— Objective —
Scan the listing below. Report each line that includes "سعيد".

— Records supplied —
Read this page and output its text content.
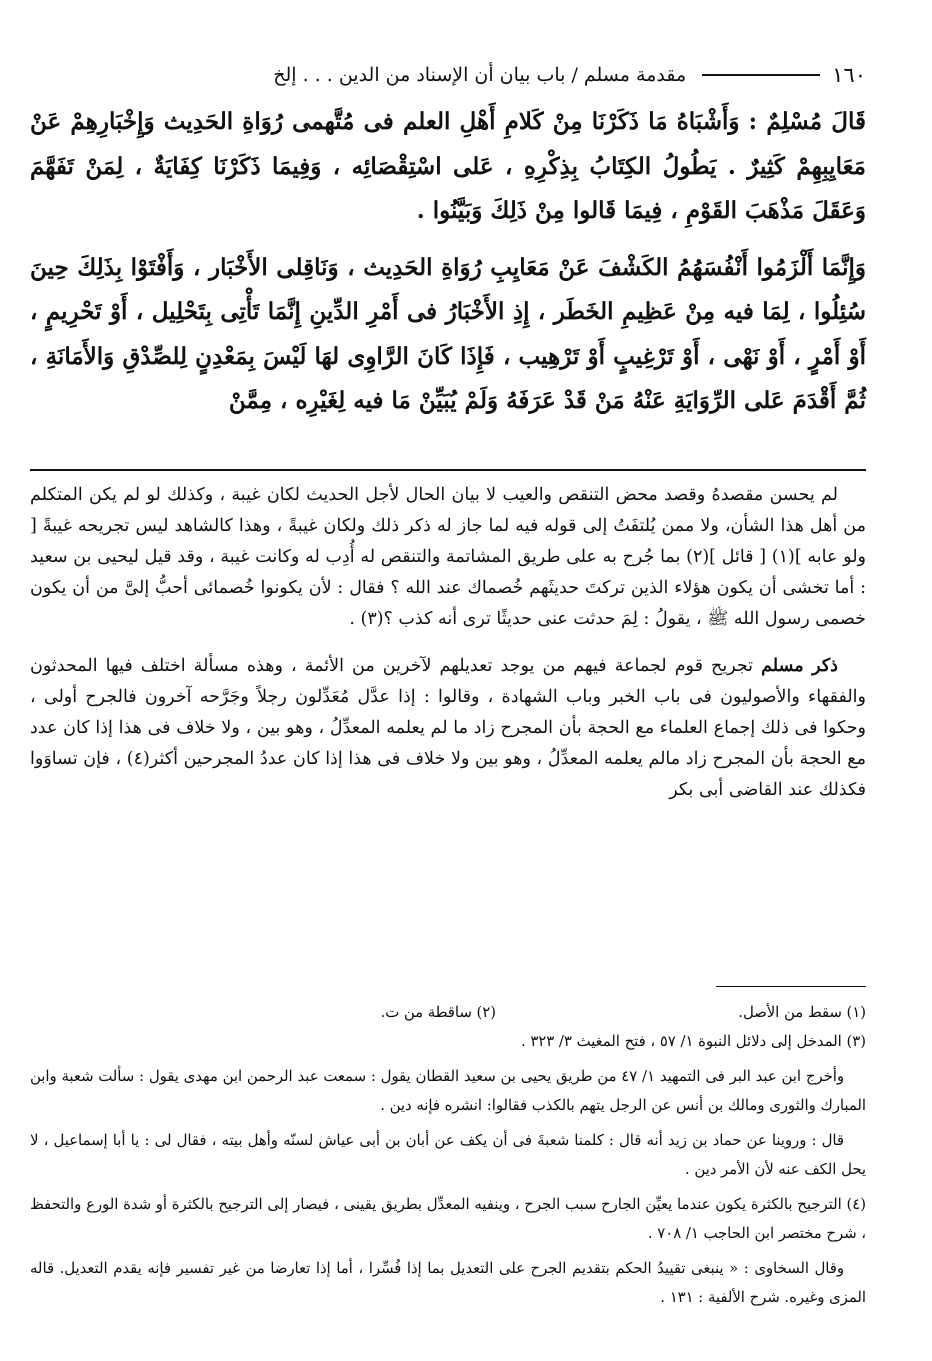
١٦٠
مقدمة مسلم / باب بيان أن الإسناد من الدين . . . إلخ

قَالَ مُسْلِمٌ : وَأَشْبَاهُ مَا ذَكَرْنَا مِنْ كَلامِ أَهْلِ العلم فى مُتَّهمى رُوَاةِ الحَدِيث وَإِخْبَارِهِمْ عَنْ مَعَايِبِهِمْ كَثِيرٌ . يَطُولُ الكِتَابُ بِذِكْرِهِ ، عَلى اسْتِقْصَائِه ، وَفِيمَا ذَكَرْنَا كِفَايَةٌ ، لِمَنْ تَفَهَّمَ وَعَقَلَ مَذْهَبَ القَوْمِ ، فِيمَا قَالوا مِنْ ذَلِكَ وَبَيَّنُوا .

وَإِنَّمَا أَلْزَمُوا أَنْفُسَهُمُ الكَشْفَ عَنْ مَعَايِبِ رُوَاةِ الحَدِيث ، وَنَاقِلى الأَخْبَار ، وَأَفْتَوْا بِذَلِكَ حِينَ سُئِلُوا ، لِمَا فيه مِنْ عَظِيمِ الخَطَر ، إِذِ الأَخْبَارُ فى أَمْرِ الدِّينِ إِنَّمَا تَأْتِى بِتَحْلِيل ، أَوْ تَحْرِيمٍ ، أَوْ أَمْرٍ ، أَوْ نَهْى ، أَوْ تَرْغِيبٍ أَوْ تَرْهِيب ، فَإِذَا كَانَ الرَّاوِى لهَا لَيْسَ بِمَعْدِنٍ لِلصِّدْقِ وَالأَمَانَةِ ، ثُمَّ أَقْدَمَ عَلى الرِّوَايَةِ عَنْهُ مَنْ قَدْ عَرَفَهُ وَلَمْ يُبَيِّنْ مَا فيه لِغَيْرِه ، مِمَّنْ

لم يحسن مقصدهُ وقصد محض التنقص والعيب لا بيان الحال لأجل الحديث لكان غيبة ، وكذلك لو لم يكن المتكلم من أهل هذا الشأن، ولا ممن يُلتفَتُ إلى قوله فيه لما جاز له ذكر ذلك ولكان غيبةً ، وهذا كالشاهد ليس تجريحه غيبةً [ ولو عابه ](١) [ قائل ](٢) بما جُرح به على طريق المشاتمة والتنقص له أُدِب له وكانت غيبة ، وقد قيل ليحيى بن سعيد : أما تخشى أن يكون هؤلاء الذين تركتَ حديثَهم خُصماك عند الله ؟ فقال : لأن يكونوا خُصمائى أحبُّ إلىَّ من أن يكون خصمى رسول الله ﷺ ، يقولُ : لِمَ حدثت عنى حديثًا ترى أنه كذب ؟(٣) .

ذكر مسلم تجريح قوم لجماعة فيهم من يوجد تعديلهم لآخرين من الأئمة ، وهذه مسألة اختلف فيها المحدثون والفقهاء والأصوليون فى باب الخبر وباب الشهادة ، وقالوا : إذا عدَّل مُعَدِّلون رجلاً وجَرَّحه آخرون فالجرح أولى ، وحكوا فى ذلك إجماع العلماء مع الحجة بأن المجرح زاد ما لم يعلمه المعدِّلُ ، وهو بين ، ولا خلاف فى هذا إذا كان عدد مع الحجة بأن المجرح زاد مالم يعلمه المعدِّلُ ، وهو بين ولا خلاف فى هذا إذا كان عددُ المجرحين أكثر(٤) ، فإن تساوَوا فكذلك عند القاضى أبى بكر

(١) سقط من الأصل.
(٢) ساقطة من ت.

(٣) المدخل إلى دلائل النبوة ١/ ٥٧ ، فتح المغيث ٣/ ٣٢٣ .

وأخرج ابن عبد البر فى التمهيد ١/ ٤٧ من طريق يحيى بن سعيد القطان يقول : سمعت عبد الرحمن ابن مهدى يقول : سألت شعبة وابن المبارك والثورى ومالك بن أنس عن الرجل يتهم بالكذب فقالوا: انشره فإنه دين .

قال : وروينا عن حماد بن زيد أنه قال : كلمنا شعبةَ فى أن يكف عن أبان بن أبى عياش لسنّه وأهل بيته ، فقال لى : يا أبا إسماعيل ، لا يحل الكف عنه لأن الأمر دين .

(٤) الترجيح بالكثرة يكون عندما يعيِّن الجارح سبب الجرح ، وينفيه المعدِّل بطريق يقينى ، فيصار إلى الترجيح بالكثرة أو شدة الورع والتحفظ ، شرح مختصر ابن الحاجب ١/ ٧٠٨ .

وقال السخاوى : « ينبغى تقييدُ الحكم بتقديم الجرح على التعديل بما إذا فُسِّرا ، أما إذا تعارضا من غير تفسير فإنه يقدم التعديل. قاله المزى وغيره. شرح الألفية : ١٣١ .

— Full answer —
لم يحسن مقصدهُ وقصد محض التنقص والعيب لا بيان الحال لأجل الحديث لكان غيبة ، وكذلك لو لم يكن المتكلم من أهل هذا الشأن، ولا ممن يُلتفَتُ إلى قوله فيه لما جاز له ذكر ذلك ولكان غيبةً ، وهذا كالشاهد ليس تجريحه غيبةً [ ولو عابه ](١) [ قائل ](٢) بما جُرح به على طريق المشاتمة والتنقص له أُدِب له وكانت غيبة ، وقد قيل ليحيى بن سعيد : أما تخشى أن يكون هؤلاء الذين تركتَ حديثَهم خُصماك عند الله ؟ فقال : لأن يكونوا خُصمائى أحبُّ إلىَّ من أن يكون خصمى رسول الله ﷺ ، يقولُ : لِمَ حدثت عنى حديثًا ترى أنه كذب ؟(٣) .
وأخرج ابن عبد البر فى التمهيد ١/ ٤٧ من طريق يحيى بن سعيد القطان يقول : سمعت عبد الرحمن ابن مهدى يقول : سألت شعبة وابن المبارك والثورى ومالك بن أنس عن الرجل يتهم بالكذب فقالوا: انشره فإنه دين .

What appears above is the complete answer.